***** Records for the exercise *****
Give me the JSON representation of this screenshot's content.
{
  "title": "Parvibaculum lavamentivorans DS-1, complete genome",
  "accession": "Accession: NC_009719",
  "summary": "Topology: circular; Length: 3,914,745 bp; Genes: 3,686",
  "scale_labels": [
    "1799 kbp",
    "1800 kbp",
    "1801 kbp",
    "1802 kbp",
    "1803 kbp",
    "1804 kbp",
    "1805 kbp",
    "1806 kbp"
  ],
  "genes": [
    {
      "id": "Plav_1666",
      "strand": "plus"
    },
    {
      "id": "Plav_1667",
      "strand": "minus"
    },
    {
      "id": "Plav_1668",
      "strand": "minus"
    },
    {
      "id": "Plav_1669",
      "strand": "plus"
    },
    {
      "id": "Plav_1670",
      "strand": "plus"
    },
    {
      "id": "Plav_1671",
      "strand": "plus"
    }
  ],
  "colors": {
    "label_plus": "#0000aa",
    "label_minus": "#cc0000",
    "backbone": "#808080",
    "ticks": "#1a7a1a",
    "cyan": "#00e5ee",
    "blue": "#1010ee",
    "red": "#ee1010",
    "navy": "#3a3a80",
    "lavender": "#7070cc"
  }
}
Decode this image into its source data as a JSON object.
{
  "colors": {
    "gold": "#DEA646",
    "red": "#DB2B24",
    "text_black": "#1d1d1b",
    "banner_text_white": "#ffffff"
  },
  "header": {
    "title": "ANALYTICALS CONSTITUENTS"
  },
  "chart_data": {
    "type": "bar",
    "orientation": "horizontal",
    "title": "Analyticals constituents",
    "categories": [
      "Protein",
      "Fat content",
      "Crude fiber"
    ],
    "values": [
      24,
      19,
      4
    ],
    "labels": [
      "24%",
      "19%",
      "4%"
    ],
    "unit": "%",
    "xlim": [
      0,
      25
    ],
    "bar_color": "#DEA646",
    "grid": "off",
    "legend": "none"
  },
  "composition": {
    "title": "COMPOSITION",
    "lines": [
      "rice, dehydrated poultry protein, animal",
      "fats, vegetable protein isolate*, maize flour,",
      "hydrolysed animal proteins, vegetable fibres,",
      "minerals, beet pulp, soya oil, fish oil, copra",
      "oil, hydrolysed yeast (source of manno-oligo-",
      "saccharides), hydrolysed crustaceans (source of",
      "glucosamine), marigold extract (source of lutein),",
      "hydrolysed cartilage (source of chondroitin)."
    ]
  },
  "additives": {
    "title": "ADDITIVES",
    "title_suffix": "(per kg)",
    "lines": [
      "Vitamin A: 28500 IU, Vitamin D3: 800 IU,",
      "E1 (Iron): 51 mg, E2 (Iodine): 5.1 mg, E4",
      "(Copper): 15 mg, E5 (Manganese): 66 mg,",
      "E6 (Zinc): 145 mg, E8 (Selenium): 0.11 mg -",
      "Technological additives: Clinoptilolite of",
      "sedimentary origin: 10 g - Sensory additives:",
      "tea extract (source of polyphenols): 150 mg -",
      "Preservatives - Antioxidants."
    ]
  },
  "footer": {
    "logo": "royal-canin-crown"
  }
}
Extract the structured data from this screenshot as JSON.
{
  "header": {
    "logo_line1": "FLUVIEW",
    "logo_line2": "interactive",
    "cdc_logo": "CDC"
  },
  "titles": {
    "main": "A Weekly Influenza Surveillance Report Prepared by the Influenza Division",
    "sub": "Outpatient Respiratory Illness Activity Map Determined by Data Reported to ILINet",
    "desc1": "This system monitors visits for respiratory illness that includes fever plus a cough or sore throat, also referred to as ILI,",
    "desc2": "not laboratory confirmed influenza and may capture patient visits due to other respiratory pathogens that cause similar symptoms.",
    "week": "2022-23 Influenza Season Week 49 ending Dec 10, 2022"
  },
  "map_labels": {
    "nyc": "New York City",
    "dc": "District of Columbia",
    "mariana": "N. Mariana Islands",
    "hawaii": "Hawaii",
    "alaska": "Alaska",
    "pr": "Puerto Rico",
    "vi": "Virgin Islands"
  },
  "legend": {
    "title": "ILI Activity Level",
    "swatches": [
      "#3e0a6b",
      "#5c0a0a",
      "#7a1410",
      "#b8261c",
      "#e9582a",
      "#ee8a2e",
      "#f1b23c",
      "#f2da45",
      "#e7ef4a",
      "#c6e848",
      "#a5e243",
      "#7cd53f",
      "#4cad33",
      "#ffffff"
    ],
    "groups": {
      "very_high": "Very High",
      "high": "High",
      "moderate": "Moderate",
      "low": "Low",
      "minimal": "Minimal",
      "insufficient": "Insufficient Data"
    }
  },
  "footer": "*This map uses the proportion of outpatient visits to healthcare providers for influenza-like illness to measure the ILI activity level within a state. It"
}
*****
Go through the records and pull out each line that includes the word "source".

Decode this image into its source data as a JSON object.
      "oil, hydrolysed yeast (source of manno-oligo-",
      "saccharides), hydrolysed crustaceans (source of",
      "glucosamine), marigold extract (source of lutein),",
      "hydrolysed cartilage (source of chondroitin)."
      "tea extract (source of polyphenols): 150 mg -",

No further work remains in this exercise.